**RECORD SET:**
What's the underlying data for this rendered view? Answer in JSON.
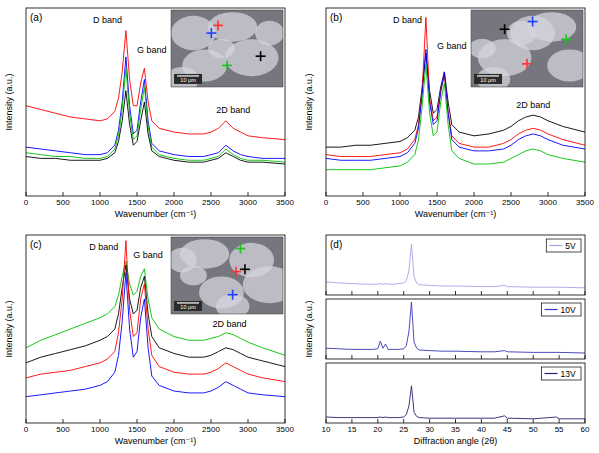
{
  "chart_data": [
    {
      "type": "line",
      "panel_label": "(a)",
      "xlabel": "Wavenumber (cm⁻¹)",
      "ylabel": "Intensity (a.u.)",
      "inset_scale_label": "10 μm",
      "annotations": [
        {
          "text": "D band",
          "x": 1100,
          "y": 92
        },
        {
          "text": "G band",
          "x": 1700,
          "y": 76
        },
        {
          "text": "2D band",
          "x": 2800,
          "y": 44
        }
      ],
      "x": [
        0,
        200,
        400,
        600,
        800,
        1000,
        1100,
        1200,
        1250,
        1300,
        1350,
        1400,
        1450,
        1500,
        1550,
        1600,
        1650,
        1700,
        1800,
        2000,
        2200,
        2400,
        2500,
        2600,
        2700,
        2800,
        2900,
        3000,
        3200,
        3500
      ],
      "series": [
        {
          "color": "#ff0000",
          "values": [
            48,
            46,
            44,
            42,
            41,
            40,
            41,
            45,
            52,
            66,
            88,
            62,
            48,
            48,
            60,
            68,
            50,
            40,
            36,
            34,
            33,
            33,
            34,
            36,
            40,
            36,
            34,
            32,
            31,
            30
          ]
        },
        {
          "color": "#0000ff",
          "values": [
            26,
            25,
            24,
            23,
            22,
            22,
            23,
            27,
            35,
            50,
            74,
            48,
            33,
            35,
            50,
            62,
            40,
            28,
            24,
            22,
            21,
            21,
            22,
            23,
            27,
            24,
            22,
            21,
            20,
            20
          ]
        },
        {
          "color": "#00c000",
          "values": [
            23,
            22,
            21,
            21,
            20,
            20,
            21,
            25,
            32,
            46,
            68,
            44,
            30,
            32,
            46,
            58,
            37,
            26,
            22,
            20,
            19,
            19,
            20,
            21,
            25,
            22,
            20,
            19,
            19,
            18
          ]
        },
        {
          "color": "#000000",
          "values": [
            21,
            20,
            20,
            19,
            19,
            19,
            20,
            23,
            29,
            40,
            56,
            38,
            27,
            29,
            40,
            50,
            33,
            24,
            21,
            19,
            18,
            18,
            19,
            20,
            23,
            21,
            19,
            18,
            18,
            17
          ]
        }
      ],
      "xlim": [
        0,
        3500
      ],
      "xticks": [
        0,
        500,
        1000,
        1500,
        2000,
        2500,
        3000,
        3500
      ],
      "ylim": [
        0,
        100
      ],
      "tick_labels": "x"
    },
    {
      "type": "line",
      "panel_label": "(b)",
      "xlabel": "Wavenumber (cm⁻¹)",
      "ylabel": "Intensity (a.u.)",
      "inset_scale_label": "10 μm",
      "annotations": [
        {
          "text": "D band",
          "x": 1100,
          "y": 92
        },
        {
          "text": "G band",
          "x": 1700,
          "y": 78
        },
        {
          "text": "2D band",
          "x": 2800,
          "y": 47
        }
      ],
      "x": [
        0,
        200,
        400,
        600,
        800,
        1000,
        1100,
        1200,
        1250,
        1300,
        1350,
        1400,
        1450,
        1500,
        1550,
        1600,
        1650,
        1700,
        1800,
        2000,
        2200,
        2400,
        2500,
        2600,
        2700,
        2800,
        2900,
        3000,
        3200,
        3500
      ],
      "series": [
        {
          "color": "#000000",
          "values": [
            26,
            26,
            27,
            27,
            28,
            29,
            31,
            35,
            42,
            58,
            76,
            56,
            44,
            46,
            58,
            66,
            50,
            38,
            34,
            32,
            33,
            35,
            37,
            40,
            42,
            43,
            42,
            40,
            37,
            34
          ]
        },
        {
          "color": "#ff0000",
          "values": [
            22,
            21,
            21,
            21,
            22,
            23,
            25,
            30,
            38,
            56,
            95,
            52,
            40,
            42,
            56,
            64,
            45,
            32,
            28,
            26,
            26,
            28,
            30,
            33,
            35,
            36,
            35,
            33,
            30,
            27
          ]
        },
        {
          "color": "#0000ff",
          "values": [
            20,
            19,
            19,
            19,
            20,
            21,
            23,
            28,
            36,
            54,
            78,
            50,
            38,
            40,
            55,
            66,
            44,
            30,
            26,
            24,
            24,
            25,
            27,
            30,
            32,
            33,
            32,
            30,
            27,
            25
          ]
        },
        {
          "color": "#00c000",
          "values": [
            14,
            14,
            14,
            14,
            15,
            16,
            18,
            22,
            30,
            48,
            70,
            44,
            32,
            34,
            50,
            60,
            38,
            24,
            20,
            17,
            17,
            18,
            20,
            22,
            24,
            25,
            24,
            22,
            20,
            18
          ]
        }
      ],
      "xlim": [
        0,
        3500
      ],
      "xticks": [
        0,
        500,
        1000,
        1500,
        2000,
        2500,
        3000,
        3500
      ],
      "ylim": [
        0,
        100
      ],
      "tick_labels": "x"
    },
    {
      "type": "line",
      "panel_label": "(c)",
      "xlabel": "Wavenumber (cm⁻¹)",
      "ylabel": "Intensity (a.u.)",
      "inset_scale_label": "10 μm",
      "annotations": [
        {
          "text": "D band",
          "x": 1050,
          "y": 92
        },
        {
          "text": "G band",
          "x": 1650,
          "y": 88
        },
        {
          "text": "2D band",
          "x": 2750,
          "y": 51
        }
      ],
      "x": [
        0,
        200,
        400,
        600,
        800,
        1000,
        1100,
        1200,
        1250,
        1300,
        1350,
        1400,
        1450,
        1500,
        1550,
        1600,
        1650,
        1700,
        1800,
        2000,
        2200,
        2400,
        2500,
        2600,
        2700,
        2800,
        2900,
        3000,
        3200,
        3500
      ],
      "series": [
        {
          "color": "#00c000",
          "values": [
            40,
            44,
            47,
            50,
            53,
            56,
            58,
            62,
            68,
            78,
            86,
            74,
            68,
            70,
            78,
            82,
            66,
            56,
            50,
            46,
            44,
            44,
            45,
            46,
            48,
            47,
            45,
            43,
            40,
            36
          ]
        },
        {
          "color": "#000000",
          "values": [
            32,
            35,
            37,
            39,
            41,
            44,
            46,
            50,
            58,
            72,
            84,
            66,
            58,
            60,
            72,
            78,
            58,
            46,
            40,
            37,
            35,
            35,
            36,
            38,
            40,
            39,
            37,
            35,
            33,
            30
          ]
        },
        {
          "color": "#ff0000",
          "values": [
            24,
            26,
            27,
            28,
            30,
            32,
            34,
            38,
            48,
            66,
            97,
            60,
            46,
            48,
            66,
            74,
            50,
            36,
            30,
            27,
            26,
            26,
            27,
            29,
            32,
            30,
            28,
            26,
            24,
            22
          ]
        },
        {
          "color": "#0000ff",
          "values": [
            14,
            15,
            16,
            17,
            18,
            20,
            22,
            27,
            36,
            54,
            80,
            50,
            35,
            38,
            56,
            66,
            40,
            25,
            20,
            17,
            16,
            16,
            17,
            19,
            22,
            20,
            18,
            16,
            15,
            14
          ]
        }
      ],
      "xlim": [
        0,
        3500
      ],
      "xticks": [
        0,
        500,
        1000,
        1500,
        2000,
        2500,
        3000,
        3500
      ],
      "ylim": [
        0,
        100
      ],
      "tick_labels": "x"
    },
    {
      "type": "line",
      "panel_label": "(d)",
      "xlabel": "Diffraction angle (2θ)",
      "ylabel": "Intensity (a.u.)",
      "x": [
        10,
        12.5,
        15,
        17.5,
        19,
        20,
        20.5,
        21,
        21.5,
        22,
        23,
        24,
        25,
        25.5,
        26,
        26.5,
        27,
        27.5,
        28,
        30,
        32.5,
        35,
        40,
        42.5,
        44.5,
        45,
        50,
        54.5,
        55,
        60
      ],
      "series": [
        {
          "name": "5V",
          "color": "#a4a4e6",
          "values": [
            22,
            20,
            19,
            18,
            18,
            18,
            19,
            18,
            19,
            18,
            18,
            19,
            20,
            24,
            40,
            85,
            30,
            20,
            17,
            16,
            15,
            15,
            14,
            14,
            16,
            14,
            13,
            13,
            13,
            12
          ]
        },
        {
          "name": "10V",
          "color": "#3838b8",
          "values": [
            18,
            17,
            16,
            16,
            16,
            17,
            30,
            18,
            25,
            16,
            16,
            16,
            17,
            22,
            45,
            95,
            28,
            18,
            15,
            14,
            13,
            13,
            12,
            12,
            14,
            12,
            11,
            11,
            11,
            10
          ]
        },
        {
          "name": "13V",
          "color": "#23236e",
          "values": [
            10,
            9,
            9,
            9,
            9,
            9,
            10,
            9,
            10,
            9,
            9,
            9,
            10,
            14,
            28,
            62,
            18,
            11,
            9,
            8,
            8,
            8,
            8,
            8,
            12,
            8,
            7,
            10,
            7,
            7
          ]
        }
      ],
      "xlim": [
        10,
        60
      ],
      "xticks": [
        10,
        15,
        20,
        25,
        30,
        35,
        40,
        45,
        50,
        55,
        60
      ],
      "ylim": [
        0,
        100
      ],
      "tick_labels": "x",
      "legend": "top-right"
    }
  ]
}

==

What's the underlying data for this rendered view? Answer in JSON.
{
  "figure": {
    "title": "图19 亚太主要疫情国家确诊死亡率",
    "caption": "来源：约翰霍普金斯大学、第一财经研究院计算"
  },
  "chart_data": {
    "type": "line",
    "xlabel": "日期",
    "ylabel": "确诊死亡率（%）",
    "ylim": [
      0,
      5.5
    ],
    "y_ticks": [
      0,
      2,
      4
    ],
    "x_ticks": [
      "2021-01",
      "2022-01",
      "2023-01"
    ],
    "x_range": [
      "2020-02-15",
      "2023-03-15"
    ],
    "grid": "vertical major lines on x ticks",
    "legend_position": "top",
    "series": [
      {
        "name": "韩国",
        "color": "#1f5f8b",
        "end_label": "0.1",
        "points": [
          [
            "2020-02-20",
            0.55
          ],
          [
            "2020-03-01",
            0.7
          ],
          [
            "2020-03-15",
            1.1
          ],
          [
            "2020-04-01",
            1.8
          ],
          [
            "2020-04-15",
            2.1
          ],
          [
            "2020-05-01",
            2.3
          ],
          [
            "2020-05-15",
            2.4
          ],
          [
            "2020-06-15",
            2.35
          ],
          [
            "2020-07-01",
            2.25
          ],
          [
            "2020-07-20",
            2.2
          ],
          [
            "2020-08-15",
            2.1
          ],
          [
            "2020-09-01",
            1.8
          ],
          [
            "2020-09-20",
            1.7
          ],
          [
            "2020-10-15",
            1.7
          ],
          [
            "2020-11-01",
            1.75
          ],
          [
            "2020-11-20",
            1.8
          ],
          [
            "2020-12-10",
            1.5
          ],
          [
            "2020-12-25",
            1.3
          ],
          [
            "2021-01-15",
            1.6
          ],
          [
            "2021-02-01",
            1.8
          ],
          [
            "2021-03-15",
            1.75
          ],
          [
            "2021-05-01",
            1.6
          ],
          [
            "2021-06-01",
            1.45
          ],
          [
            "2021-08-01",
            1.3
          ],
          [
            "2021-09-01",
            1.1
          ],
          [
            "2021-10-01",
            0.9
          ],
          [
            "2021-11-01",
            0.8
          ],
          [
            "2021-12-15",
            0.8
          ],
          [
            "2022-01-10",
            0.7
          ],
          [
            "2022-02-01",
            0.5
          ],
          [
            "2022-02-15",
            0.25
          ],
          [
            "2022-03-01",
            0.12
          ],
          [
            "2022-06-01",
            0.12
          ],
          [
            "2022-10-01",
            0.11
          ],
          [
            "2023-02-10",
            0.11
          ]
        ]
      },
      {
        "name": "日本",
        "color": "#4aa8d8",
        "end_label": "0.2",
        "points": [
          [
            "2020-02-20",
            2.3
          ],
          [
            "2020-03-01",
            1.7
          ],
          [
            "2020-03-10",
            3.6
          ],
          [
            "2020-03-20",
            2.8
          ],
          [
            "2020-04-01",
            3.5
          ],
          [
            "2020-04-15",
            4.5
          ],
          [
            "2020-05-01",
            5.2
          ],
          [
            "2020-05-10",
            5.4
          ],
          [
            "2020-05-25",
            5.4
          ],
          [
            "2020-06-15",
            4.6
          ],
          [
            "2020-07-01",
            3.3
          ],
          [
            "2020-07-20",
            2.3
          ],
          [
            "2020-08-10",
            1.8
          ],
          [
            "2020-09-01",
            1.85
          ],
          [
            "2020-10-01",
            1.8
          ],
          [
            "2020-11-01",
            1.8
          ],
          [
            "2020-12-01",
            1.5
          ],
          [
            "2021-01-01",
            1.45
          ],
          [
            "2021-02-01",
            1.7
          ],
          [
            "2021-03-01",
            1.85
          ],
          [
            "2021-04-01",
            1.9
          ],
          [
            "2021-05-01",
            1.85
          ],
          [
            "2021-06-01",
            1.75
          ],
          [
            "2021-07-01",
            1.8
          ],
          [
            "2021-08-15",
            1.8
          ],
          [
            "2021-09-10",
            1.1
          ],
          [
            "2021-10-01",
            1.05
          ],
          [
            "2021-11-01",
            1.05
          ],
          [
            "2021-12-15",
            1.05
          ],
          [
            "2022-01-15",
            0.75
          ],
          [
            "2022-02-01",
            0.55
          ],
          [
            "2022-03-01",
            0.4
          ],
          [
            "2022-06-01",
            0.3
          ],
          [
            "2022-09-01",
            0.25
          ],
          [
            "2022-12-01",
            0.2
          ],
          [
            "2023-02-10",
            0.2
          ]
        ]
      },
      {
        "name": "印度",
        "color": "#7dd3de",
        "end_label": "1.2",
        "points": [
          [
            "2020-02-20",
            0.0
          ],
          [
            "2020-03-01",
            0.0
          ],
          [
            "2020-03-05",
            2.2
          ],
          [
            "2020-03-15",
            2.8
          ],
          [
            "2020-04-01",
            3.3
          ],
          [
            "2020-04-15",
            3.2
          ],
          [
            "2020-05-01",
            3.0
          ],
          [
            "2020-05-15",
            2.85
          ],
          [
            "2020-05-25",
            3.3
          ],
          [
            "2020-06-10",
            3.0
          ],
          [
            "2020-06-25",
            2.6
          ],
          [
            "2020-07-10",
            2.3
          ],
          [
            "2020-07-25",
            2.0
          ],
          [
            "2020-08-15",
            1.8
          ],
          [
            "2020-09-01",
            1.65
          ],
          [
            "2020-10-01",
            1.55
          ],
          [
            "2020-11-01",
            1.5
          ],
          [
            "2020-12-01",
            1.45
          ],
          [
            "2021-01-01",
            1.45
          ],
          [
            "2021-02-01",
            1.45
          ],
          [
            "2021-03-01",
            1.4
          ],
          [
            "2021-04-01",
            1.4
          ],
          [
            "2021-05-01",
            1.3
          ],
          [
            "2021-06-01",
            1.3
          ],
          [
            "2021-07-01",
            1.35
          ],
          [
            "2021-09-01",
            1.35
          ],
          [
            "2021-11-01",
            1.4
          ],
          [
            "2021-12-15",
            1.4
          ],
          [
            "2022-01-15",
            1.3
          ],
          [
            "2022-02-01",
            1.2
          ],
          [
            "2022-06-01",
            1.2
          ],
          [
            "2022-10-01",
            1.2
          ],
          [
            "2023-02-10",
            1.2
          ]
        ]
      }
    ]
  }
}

--

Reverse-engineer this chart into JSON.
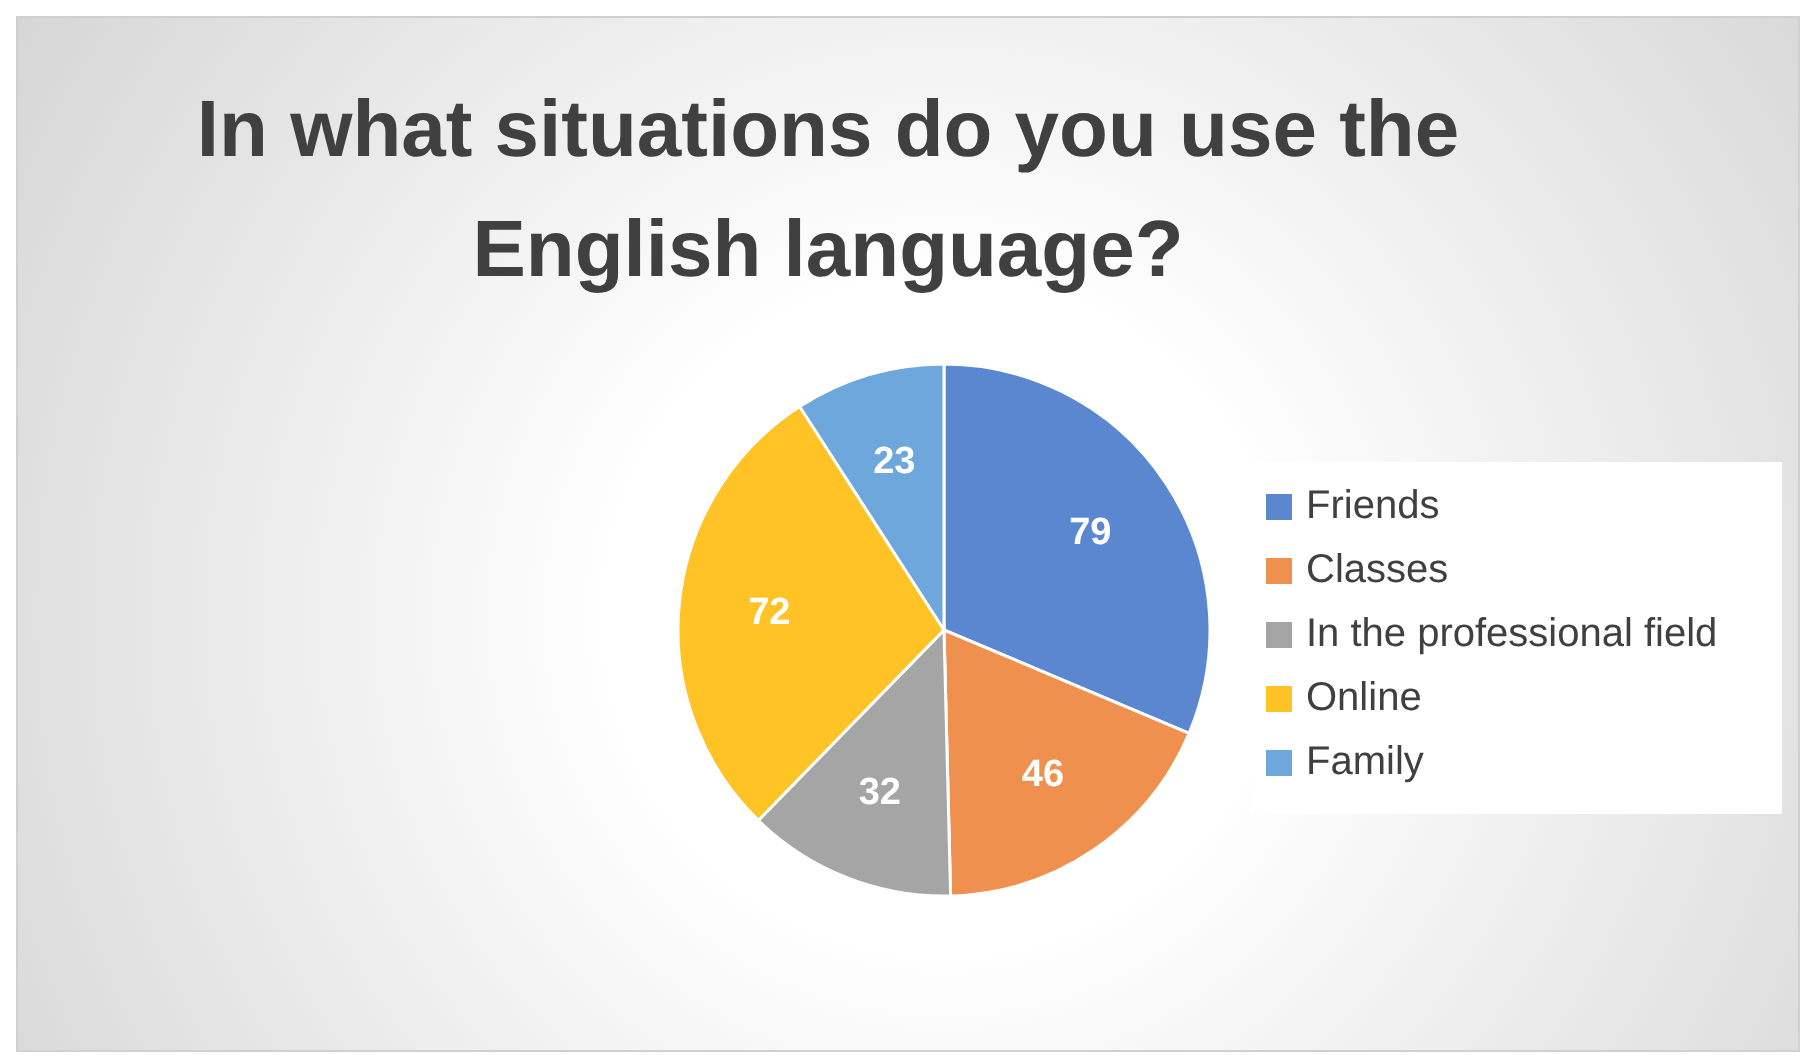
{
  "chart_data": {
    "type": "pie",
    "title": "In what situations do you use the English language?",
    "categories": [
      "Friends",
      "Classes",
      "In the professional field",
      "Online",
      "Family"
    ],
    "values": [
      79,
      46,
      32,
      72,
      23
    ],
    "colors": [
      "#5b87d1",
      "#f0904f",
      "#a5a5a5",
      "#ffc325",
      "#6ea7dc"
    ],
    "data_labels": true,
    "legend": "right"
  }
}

**STATED PROBLEM:** Which lines in the listing above hold the word "name"? Show each of them.

**SOLUTION TO THIS EXERCISE:**
          "name": "5V",
          "name": "10V",
          "name": "13V",
        "name": "韩国",
        "name": "日本",
        "name": "印度",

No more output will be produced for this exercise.